TO DO:
Find the lines that contain the word "Shuffle" and copy each one.

++++++

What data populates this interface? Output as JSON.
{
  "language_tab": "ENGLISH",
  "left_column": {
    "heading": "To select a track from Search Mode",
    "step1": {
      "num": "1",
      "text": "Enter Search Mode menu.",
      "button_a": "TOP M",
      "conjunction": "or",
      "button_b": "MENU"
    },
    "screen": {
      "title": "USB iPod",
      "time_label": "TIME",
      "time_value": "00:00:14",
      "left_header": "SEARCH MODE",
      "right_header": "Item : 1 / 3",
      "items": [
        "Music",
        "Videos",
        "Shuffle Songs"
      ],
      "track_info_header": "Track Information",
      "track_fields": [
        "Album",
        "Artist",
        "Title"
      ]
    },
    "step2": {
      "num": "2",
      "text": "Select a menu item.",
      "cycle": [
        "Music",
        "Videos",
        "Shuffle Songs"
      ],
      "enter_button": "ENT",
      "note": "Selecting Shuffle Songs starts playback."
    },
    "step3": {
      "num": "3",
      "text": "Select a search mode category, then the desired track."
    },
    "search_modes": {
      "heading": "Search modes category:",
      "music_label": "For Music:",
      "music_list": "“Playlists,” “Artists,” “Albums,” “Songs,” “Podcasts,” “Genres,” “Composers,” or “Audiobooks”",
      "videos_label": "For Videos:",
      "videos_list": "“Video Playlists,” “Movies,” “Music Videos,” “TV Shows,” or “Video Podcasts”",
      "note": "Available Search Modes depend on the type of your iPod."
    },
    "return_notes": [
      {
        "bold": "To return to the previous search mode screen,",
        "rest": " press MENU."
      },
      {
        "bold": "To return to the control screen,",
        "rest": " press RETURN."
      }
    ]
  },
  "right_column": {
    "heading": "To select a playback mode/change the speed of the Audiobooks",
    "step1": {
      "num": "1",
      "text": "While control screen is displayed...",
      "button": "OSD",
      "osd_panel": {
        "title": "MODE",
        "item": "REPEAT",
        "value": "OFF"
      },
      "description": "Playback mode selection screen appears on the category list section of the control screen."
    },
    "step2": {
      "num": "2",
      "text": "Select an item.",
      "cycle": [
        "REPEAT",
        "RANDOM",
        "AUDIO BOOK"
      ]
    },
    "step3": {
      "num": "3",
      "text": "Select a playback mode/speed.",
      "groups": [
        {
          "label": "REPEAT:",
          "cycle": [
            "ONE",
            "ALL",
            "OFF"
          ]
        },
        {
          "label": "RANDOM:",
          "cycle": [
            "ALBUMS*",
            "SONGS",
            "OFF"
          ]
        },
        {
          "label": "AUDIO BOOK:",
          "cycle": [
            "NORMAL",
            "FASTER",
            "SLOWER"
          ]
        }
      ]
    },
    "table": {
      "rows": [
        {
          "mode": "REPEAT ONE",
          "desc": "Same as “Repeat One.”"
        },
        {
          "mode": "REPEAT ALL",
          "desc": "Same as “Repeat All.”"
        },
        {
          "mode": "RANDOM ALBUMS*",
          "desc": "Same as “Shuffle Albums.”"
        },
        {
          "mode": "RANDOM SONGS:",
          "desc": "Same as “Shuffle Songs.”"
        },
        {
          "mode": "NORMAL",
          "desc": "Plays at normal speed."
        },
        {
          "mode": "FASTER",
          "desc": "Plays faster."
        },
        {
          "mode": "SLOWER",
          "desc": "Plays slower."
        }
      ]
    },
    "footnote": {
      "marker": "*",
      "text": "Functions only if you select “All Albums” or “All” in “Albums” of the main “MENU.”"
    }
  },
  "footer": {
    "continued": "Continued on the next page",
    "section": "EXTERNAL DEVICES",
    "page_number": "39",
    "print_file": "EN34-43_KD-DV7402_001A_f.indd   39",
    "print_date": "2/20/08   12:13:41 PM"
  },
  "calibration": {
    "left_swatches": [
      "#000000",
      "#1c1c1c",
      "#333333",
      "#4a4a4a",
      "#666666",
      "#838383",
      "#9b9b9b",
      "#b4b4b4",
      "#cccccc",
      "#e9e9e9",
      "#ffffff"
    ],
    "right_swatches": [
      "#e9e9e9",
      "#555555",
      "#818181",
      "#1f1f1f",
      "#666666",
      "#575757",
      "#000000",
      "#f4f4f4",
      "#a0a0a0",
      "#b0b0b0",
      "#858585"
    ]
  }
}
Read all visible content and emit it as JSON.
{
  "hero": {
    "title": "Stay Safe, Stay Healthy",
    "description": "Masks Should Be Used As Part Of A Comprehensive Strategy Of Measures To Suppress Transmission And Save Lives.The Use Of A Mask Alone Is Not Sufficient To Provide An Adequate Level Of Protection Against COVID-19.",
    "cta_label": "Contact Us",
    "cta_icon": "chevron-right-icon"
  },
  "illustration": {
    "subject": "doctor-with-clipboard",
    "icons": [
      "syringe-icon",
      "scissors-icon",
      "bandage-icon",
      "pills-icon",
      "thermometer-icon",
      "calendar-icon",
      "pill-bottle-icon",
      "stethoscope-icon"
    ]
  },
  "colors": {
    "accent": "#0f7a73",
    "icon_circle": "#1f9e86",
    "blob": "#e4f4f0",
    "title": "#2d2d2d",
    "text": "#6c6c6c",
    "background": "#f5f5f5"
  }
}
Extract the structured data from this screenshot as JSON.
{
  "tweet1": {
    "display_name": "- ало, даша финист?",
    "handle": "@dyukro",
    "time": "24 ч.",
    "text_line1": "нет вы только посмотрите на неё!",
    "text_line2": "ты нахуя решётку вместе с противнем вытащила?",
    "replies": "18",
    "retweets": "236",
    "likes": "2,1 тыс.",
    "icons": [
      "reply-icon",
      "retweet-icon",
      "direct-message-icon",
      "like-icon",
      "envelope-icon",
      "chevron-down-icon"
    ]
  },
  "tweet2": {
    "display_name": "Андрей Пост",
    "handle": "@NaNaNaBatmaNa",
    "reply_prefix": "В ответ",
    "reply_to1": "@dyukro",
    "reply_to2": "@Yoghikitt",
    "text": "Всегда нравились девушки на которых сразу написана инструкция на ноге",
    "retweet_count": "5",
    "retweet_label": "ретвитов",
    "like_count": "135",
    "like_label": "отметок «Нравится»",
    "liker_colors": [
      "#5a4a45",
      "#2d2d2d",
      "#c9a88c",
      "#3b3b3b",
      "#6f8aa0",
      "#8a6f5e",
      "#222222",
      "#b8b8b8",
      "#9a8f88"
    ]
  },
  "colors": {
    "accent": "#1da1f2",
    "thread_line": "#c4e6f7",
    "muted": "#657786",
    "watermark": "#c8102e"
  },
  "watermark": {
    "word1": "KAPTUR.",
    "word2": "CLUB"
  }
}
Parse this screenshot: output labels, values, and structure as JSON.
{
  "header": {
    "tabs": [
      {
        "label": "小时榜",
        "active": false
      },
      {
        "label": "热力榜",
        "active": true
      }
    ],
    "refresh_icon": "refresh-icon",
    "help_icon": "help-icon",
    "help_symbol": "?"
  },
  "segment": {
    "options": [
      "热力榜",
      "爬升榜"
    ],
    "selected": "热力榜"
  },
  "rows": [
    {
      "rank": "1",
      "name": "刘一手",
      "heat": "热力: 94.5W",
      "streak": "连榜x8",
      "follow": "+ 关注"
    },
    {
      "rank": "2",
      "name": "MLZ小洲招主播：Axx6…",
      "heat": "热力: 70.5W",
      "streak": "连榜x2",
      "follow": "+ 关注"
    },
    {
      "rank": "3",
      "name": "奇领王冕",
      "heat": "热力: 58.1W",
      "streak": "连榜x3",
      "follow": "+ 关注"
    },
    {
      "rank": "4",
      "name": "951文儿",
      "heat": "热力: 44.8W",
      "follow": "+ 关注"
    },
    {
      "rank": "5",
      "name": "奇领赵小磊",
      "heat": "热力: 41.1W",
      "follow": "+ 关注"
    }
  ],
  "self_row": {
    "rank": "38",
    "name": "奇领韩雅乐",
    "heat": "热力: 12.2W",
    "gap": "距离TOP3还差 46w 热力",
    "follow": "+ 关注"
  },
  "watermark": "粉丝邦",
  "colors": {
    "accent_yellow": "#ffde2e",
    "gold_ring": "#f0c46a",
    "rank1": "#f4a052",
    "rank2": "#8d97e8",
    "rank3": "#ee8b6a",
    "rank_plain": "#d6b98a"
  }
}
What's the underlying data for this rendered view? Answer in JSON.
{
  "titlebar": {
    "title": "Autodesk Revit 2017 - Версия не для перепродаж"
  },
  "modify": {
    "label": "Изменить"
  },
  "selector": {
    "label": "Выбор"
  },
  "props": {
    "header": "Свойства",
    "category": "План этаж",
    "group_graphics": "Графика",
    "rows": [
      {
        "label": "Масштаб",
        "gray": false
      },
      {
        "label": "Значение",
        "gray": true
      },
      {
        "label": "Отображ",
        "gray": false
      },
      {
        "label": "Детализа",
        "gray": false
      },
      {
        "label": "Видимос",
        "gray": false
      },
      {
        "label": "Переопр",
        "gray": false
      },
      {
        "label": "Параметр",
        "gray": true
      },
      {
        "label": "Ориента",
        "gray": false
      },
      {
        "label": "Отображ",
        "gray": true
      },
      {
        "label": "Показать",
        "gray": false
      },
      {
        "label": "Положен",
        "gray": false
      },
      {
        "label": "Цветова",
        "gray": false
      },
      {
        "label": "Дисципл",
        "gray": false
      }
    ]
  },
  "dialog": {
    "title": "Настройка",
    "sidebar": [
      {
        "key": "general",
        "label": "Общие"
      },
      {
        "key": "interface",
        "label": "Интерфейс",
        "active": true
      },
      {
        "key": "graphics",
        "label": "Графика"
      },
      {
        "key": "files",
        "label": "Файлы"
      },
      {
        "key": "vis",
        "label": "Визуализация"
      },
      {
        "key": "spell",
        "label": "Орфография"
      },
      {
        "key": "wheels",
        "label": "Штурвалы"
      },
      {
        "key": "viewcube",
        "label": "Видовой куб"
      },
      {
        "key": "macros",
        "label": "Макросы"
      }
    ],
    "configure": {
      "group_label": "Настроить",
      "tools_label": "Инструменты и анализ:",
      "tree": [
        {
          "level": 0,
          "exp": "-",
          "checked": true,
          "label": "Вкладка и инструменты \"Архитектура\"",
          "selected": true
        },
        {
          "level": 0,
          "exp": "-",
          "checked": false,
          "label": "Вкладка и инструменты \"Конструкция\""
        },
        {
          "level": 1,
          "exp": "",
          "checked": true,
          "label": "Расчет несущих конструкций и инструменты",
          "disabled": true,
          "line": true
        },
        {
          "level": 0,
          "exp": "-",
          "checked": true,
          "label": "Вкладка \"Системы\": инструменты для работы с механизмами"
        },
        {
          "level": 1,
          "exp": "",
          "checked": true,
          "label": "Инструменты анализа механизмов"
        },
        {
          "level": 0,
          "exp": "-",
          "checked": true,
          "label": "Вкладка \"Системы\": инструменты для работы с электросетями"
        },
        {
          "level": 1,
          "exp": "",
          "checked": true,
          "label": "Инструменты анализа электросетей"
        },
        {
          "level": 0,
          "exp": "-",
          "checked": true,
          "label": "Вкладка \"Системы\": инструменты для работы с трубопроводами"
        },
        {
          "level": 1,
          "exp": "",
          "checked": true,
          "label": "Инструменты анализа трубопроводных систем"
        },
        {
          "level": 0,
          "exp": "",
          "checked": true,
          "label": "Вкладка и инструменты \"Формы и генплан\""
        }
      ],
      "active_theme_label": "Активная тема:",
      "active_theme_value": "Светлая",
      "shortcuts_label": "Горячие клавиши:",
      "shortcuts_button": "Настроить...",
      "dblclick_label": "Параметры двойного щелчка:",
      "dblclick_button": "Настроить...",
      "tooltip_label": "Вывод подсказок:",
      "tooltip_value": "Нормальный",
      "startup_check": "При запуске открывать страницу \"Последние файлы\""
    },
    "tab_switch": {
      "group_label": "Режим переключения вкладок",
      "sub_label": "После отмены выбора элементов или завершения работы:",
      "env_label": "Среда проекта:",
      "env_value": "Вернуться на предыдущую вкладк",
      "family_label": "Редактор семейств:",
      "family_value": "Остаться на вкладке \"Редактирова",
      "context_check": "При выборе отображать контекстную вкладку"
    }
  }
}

++++++

THE RESULT:
        "Shuffle Songs"
        "Shuffle Songs"
      "note": "Selecting Shuffle Songs starts playback."
          "desc": "Same as “Shuffle Albums.”"
          "desc": "Same as “Shuffle Songs.”"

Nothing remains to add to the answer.